Task material:
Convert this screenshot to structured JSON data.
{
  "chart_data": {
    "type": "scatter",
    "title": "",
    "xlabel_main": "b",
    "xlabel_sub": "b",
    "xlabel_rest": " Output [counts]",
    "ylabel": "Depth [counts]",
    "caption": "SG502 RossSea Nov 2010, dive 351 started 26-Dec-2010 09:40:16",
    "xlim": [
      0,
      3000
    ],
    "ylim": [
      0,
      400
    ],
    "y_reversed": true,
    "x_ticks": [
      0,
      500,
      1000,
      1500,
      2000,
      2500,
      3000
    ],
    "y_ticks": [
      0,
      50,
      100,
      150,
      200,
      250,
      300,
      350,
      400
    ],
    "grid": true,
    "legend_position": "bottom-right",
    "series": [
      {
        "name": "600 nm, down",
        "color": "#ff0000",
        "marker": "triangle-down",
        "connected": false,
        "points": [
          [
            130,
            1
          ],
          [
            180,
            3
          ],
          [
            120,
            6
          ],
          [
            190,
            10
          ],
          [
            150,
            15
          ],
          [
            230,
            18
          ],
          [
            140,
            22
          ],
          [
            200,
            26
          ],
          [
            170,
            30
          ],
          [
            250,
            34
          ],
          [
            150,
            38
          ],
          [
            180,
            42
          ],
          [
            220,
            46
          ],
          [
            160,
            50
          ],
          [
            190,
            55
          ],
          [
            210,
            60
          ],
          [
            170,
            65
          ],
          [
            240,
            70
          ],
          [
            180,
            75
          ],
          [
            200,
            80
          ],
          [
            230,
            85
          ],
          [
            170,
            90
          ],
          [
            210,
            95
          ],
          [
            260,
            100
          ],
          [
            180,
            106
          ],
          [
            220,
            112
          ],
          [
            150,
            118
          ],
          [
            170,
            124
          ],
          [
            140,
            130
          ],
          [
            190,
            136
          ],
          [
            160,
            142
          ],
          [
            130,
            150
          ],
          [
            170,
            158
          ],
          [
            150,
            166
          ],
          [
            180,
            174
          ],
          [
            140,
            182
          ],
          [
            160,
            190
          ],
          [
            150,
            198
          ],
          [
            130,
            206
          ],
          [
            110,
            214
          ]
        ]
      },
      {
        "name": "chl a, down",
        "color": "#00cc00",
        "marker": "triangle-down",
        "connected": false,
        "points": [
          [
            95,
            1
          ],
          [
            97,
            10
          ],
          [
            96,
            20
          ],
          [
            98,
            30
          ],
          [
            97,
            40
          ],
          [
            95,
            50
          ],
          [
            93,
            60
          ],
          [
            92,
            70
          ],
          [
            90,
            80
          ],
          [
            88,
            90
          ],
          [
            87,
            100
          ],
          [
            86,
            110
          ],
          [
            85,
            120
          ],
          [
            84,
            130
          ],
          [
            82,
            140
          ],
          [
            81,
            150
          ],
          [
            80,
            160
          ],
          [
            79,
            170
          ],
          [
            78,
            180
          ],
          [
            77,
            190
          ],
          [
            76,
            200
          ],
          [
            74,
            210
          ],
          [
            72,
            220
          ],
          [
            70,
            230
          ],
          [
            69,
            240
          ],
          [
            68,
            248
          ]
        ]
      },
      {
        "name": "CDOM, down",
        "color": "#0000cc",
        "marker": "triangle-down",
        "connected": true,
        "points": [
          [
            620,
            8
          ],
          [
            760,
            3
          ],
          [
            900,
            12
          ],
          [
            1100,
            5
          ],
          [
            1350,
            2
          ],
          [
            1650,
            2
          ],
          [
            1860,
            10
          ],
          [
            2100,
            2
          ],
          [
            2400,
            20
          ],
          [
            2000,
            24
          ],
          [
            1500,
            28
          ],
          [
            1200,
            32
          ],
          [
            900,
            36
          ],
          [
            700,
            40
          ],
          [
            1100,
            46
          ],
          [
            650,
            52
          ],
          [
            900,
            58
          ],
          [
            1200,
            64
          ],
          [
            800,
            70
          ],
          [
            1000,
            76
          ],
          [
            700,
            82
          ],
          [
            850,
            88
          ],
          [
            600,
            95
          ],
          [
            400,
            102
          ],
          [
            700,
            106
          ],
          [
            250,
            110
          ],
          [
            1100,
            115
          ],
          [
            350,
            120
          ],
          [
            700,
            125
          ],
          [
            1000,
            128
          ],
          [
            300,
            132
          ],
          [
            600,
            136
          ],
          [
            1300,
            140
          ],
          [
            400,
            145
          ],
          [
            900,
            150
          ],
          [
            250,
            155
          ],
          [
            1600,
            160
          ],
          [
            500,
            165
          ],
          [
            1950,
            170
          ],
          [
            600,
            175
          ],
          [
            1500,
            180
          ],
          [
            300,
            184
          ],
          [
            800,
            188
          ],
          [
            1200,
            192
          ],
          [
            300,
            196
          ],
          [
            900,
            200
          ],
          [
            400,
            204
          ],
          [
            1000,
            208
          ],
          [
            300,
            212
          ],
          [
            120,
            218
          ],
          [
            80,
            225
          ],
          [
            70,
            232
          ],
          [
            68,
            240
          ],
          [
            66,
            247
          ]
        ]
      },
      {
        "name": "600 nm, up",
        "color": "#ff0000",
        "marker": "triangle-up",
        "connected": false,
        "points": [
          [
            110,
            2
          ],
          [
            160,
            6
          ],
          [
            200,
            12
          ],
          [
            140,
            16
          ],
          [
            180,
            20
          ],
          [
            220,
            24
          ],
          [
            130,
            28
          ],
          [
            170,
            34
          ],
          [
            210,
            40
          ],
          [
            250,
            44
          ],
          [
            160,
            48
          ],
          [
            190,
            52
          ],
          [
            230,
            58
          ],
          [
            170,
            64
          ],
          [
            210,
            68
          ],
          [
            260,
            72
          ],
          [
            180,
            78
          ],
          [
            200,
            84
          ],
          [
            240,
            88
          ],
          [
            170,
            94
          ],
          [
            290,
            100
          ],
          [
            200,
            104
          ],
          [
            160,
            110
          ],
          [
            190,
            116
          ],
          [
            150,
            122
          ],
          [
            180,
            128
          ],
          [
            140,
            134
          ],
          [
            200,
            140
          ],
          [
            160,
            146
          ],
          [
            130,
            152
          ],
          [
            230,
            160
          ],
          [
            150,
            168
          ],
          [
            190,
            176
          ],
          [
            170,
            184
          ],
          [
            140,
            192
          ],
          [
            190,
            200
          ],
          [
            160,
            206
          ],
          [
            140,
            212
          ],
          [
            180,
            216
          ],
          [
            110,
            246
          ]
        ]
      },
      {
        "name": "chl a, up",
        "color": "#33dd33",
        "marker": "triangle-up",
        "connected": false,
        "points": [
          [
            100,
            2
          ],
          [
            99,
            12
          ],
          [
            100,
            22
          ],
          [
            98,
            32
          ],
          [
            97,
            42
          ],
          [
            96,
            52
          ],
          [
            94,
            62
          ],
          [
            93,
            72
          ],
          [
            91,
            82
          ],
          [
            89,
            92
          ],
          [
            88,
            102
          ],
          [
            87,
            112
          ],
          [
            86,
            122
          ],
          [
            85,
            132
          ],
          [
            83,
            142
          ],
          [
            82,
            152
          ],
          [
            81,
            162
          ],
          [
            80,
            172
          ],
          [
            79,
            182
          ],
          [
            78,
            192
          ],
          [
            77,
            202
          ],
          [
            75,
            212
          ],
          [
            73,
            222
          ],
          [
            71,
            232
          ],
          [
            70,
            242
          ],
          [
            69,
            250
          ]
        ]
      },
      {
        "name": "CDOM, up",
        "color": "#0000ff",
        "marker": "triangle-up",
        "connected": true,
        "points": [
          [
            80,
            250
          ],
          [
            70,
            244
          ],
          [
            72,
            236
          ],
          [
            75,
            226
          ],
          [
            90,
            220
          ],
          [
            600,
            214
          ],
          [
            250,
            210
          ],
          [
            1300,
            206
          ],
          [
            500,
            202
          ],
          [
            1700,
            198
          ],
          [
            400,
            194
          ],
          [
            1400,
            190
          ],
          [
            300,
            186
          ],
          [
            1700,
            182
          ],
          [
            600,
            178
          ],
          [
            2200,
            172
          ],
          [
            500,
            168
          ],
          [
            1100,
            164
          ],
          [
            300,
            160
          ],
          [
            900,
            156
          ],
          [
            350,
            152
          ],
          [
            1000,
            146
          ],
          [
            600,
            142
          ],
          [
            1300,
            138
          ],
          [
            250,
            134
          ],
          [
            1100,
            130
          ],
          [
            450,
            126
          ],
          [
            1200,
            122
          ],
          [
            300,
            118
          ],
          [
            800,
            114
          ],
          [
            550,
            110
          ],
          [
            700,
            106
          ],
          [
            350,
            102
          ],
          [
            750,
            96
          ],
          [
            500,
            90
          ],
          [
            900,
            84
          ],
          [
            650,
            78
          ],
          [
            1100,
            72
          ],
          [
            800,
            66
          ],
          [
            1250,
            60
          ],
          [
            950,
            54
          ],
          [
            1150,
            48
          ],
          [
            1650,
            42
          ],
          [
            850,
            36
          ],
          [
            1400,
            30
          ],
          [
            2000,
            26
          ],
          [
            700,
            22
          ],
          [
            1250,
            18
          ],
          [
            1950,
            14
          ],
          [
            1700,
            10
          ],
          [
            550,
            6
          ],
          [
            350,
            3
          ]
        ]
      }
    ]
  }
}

Task description: Select the lines in this material that hold the word "counts", leaving none out.

Reply:
    "xlabel_rest": " Output [counts]",
    "ylabel": "Depth [counts]",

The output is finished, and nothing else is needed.